GIVEN REQUEST: Copy out all the entries word for word.

[Recorded data]
+-------+

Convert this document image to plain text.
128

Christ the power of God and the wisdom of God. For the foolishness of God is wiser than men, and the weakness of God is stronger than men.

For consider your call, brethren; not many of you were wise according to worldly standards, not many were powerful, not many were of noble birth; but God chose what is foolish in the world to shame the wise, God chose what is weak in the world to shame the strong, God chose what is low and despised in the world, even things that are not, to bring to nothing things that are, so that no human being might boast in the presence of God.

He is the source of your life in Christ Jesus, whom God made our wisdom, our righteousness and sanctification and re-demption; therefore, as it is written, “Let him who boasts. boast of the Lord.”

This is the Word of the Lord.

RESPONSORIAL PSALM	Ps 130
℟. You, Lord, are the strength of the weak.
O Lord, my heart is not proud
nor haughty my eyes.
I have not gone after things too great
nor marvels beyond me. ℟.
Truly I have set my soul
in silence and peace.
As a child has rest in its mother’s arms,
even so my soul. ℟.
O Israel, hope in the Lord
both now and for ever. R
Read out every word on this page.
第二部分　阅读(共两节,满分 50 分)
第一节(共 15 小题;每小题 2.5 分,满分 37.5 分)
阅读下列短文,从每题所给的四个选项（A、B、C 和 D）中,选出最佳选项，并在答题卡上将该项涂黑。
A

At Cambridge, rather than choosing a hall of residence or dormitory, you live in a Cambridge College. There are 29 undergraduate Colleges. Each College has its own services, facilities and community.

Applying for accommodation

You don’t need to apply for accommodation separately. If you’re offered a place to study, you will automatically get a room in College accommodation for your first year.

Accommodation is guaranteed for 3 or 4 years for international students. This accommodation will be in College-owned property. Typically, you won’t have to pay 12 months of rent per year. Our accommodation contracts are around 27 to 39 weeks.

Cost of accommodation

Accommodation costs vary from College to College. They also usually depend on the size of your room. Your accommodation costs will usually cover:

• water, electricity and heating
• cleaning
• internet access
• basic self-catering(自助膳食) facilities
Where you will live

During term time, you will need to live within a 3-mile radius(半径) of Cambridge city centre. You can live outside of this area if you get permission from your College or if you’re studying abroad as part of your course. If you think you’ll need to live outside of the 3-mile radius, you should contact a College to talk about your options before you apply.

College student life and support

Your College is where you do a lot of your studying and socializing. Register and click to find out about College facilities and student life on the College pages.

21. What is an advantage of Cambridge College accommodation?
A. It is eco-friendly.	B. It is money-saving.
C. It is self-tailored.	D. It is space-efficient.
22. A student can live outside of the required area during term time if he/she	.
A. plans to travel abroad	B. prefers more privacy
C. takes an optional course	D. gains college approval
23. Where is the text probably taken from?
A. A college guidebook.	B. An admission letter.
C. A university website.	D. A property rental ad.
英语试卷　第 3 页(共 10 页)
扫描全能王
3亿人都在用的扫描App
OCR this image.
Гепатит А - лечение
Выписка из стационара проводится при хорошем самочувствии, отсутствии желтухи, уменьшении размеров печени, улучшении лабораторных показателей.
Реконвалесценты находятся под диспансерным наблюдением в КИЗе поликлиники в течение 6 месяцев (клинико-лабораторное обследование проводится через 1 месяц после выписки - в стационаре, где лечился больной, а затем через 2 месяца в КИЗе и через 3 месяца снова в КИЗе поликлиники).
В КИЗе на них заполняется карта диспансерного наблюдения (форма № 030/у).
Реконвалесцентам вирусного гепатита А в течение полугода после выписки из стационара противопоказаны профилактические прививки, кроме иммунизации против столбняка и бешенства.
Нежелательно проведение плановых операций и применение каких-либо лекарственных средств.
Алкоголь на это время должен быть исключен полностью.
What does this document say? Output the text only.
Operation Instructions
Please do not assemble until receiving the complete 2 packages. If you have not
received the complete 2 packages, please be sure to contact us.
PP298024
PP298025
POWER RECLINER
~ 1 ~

+-------+

RESULT OF THIS EXERCISE:
Convert this document image to plain text.
128

Christ the power of God and the wisdom of God. For the foolishness of God is wiser than men, and the weakness of God is stronger than men.

For consider your call, brethren; not many of you were wise according to worldly standards, not many were powerful, not many were of noble birth; but God chose what is foolish in the world to shame the wise, God chose what is weak in the world to shame the strong, God chose what is low and despised in the world, even things that are not, to bring to nothing things that are, so that no human being might boast in the presence of God.

He is the source of your life in Christ Jesus, whom God made our wisdom, our righteousness and sanctification and re-demption; therefore, as it is written, “Let him who boasts. boast of the Lord.”

This is the Word of the Lord.

RESPONSORIAL PSALM	Ps 130
℟. You, Lord, are the strength of the weak.
O Lord, my heart is not proud
nor haughty my eyes.
I have not gone after things too great
nor marvels beyond me. ℟.
Truly I have set my soul
in silence and peace.
As a child has rest in its mother’s arms,
even so my soul. ℟.
O Israel, hope in the Lord
both now and for ever. R
Read out every word on this page.
第二部分　阅读(共两节,满分 50 分)
第一节(共 15 小题;每小题 2.5 分,满分 37.5 分)
阅读下列短文,从每题所给的四个选项（A、B、C 和 D）中,选出最佳选项，并在答题卡上将该项涂黑。
A

At Cambridge, rather than choosing a hall of residence or dormitory, you live in a Cambridge College. There are 29 undergraduate Colleges. Each College has its own services, facilities and community.

Applying for accommodation

You don’t need to apply for accommodation separately. If you’re offered a place to study, you will automatically get a room in College accommodation for your first year.

Accommodation is guaranteed for 3 or 4 years for international students. This accommodation will be in College-owned property. Typically, you won’t have to pay 12 months of rent per year. Our accommodation contracts are around 27 to 39 weeks.

Cost of accommodation

Accommodation costs vary from College to College. They also usually depend on the size of your room. Your accommodation costs will usually cover:

• water, electricity and heating
• cleaning
• internet access
• basic self-catering(自助膳食) facilities
Where you will live

During term time, you will need to live within a 3-mile radius(半径) of Cambridge city centre. You can live outside of this area if you get permission from your College or if you’re studying abroad as part of your course. If you think you’ll need to live outside of the 3-mile radius, you should contact a College to talk about your options before you apply.

College student life and support

Your College is where you do a lot of your studying and socializing. Register and click to find out about College facilities and student life on the College pages.

21. What is an advantage of Cambridge College accommodation?
A. It is eco-friendly.	B. It is money-saving.
C. It is self-tailored.	D. It is space-efficient.
22. A student can live outside of the required area during term time if he/she	.
A. plans to travel abroad	B. prefers more privacy
C. takes an optional course	D. gains college approval
23. Where is the text probably taken from?
A. A college guidebook.	B. An admission letter.
C. A university website.	D. A property rental ad.
英语试卷　第 3 页(共 10 页)
扫描全能王
3亿人都在用的扫描App
OCR this image.
Гепатит А - лечение
Выписка из стационара проводится при хорошем самочувствии, отсутствии желтухи, уменьшении размеров печени, улучшении лабораторных показателей.
Реконвалесценты находятся под диспансерным наблюдением в КИЗе поликлиники в течение 6 месяцев (клинико-лабораторное обследование проводится через 1 месяц после выписки - в стационаре, где лечился больной, а затем через 2 месяца в КИЗе и через 3 месяца снова в КИЗе поликлиники).
В КИЗе на них заполняется карта диспансерного наблюдения (форма № 030/у).
Реконвалесцентам вирусного гепатита А в течение полугода после выписки из стационара противопоказаны профилактические прививки, кроме иммунизации против столбняка и бешенства.
Нежелательно проведение плановых операций и применение каких-либо лекарственных средств.
Алкоголь на это время должен быть исключен полностью.
What does this document say? Output the text only.
Operation Instructions
Please do not assemble until receiving the complete 2 packages. If you have not
received the complete 2 packages, please be sure to contact us.
PP298024
PP298025
POWER RECLINER
~ 1 ~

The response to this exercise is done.